- [What is being asked]
Examine each line of the data. Copy those that contain the string "icon".
□ □ □ □ □
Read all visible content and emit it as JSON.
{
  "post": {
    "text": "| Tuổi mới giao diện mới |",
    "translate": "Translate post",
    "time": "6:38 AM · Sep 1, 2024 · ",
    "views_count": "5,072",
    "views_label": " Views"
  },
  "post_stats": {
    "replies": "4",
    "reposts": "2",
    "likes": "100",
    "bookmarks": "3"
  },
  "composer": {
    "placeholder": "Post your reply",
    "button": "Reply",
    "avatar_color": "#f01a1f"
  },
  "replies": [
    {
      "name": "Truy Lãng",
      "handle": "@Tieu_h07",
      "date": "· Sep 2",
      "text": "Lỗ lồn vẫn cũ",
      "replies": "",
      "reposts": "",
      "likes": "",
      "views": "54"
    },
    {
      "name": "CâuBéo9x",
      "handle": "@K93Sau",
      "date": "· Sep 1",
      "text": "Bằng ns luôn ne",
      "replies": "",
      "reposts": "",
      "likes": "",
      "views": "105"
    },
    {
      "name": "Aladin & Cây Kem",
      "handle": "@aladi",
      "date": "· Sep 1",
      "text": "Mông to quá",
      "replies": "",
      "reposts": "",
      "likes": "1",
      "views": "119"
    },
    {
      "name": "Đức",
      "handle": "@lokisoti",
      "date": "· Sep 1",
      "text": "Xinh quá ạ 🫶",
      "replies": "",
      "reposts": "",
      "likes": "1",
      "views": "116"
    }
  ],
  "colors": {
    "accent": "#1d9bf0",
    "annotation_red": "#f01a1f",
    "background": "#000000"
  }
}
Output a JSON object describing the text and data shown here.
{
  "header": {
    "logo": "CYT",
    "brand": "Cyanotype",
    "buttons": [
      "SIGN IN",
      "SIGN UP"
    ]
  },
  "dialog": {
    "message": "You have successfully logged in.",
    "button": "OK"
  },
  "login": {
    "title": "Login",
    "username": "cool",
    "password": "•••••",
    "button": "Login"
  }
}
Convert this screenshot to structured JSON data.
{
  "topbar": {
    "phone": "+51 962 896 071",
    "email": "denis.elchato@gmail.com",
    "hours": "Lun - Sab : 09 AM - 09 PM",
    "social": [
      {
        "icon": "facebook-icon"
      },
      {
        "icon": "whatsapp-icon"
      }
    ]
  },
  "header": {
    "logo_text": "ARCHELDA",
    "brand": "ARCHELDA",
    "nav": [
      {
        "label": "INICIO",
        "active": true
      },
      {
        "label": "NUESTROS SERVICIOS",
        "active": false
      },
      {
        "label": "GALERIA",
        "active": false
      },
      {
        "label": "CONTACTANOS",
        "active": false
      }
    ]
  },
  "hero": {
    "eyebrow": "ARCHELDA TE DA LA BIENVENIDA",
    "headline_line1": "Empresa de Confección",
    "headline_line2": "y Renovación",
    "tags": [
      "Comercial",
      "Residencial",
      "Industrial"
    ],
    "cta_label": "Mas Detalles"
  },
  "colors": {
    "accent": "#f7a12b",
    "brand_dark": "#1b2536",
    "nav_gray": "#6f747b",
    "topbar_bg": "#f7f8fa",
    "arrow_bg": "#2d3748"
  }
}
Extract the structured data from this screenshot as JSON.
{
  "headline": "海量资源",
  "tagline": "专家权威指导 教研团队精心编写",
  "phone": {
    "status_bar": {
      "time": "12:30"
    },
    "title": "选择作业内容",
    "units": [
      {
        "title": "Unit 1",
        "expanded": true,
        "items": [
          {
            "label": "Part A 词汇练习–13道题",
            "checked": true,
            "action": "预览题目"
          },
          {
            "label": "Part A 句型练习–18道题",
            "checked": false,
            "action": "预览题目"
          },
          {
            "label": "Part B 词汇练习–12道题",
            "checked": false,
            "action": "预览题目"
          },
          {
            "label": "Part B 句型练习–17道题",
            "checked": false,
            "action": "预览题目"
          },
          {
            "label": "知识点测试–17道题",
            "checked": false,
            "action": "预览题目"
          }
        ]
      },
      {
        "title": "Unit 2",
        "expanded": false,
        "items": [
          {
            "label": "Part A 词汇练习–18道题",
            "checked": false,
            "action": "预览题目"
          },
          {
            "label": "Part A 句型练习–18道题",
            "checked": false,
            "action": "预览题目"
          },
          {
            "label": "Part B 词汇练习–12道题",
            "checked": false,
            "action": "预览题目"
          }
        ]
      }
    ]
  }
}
□ □ □ □ □
- [Right answer]
        "icon": "facebook-icon"
        "icon": "whatsapp-icon"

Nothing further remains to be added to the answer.